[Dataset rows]
■ ■ ■ ■

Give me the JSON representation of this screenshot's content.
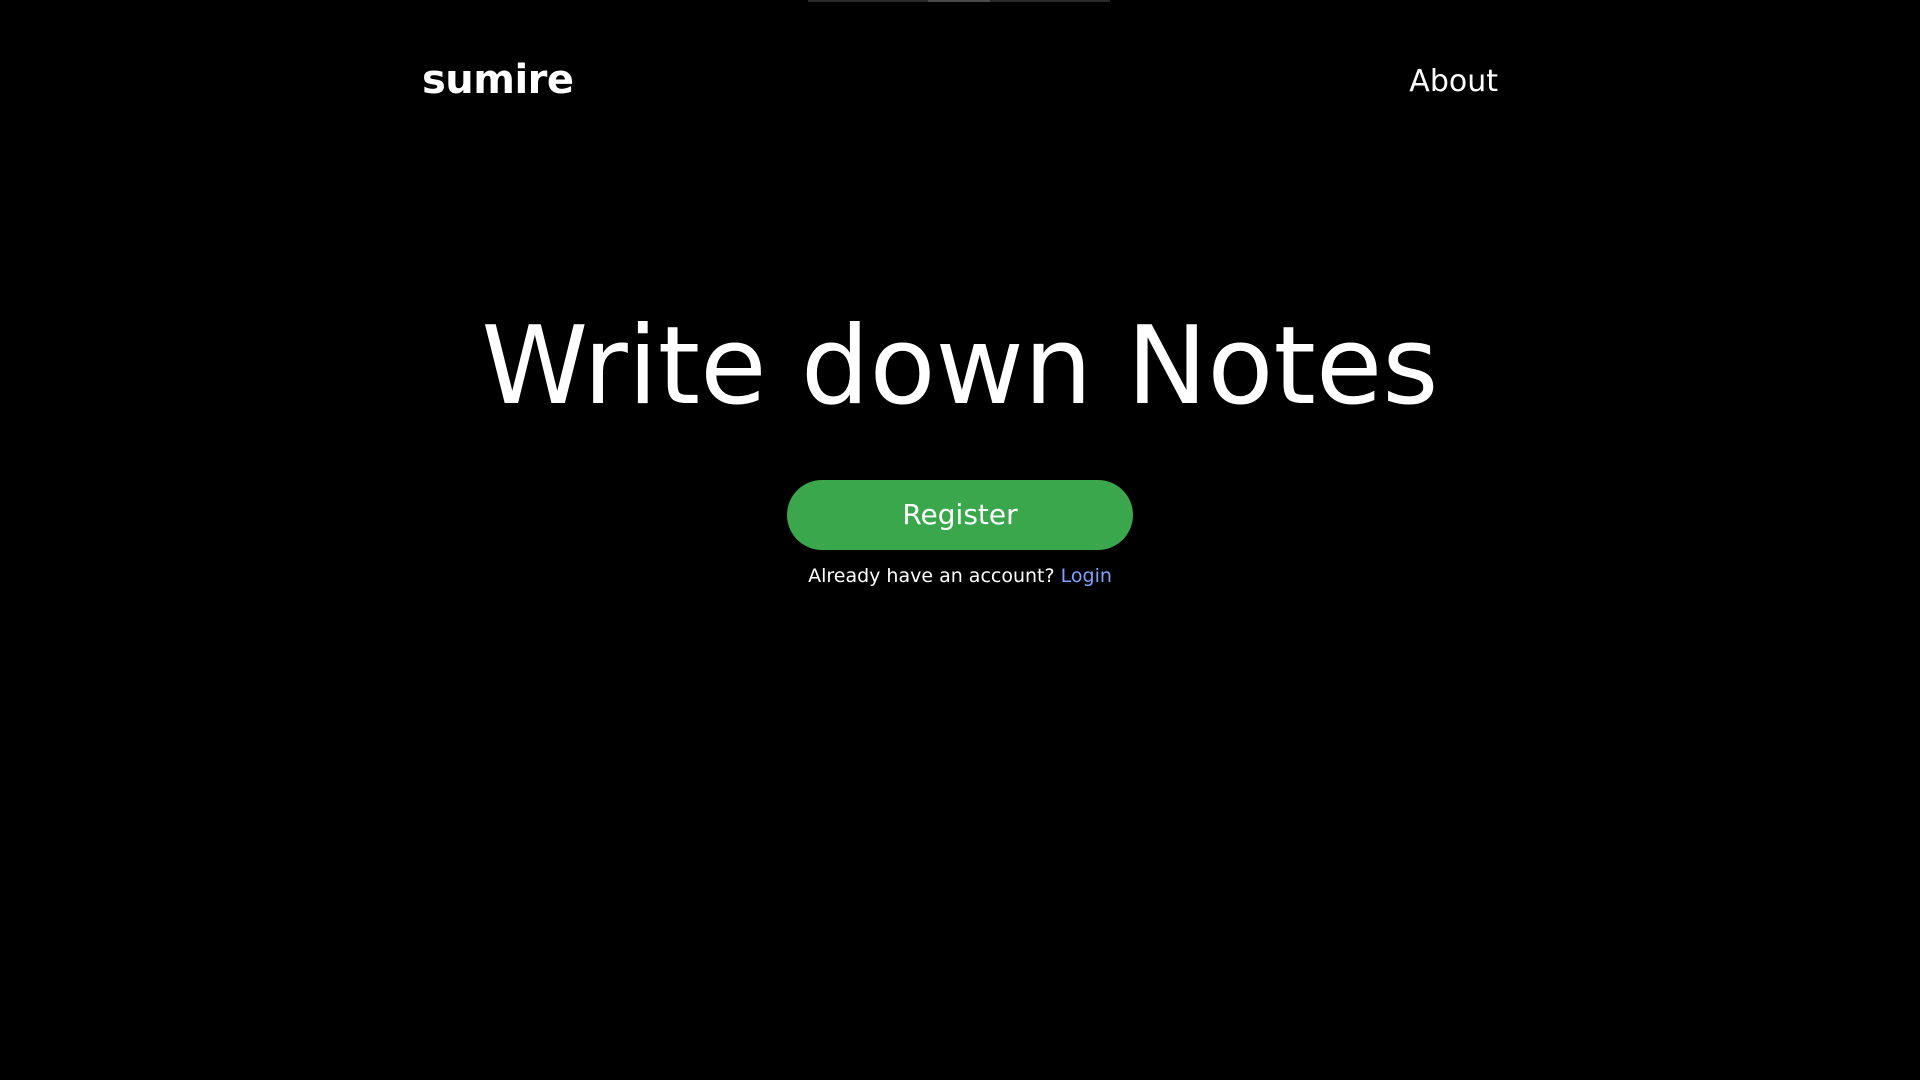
{
  "header": {
    "brand": "sumire",
    "nav": {
      "about_label": "About"
    }
  },
  "hero": {
    "title": "Write down Notes",
    "register_label": "Register",
    "account_prompt": "Already have an account?",
    "login_label": "Login"
  },
  "colors": {
    "background": "#000000",
    "text": "#ffffff",
    "accent_button": "#3aa74c",
    "link": "#7da2ff"
  }
}
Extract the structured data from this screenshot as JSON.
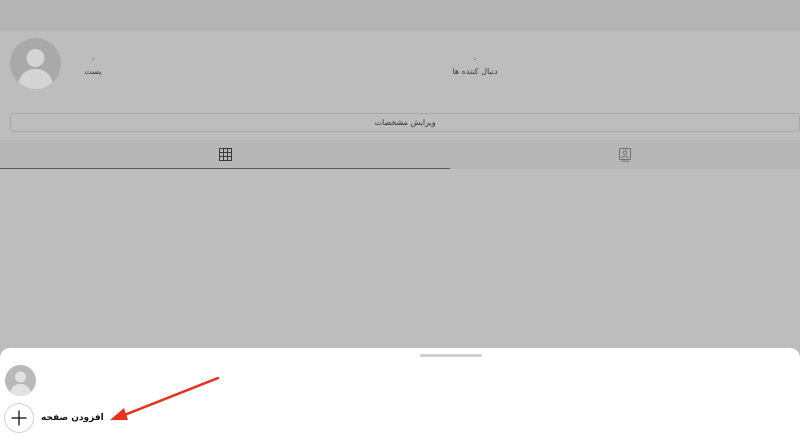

■ ■ ■ ■

Transcribe the records above exactly as they appear, leaving out any pictures.

• REPLY TO THE EXERCISE:
Give me the JSON representation of this screenshot's content.
{
  "header": {
    "brand": "sumire",
    "nav": {
      "about_label": "About"
    }
  },
  "hero": {
    "title": "Write down Notes",
    "register_label": "Register",
    "account_prompt": "Already have an account?",
    "login_label": "Login"
  },
  "colors": {
    "background": "#000000",
    "text": "#ffffff",
    "accent_button": "#3aa74c",
    "link": "#7da2ff"
  }
}
Extract the structured data from this screenshot as JSON.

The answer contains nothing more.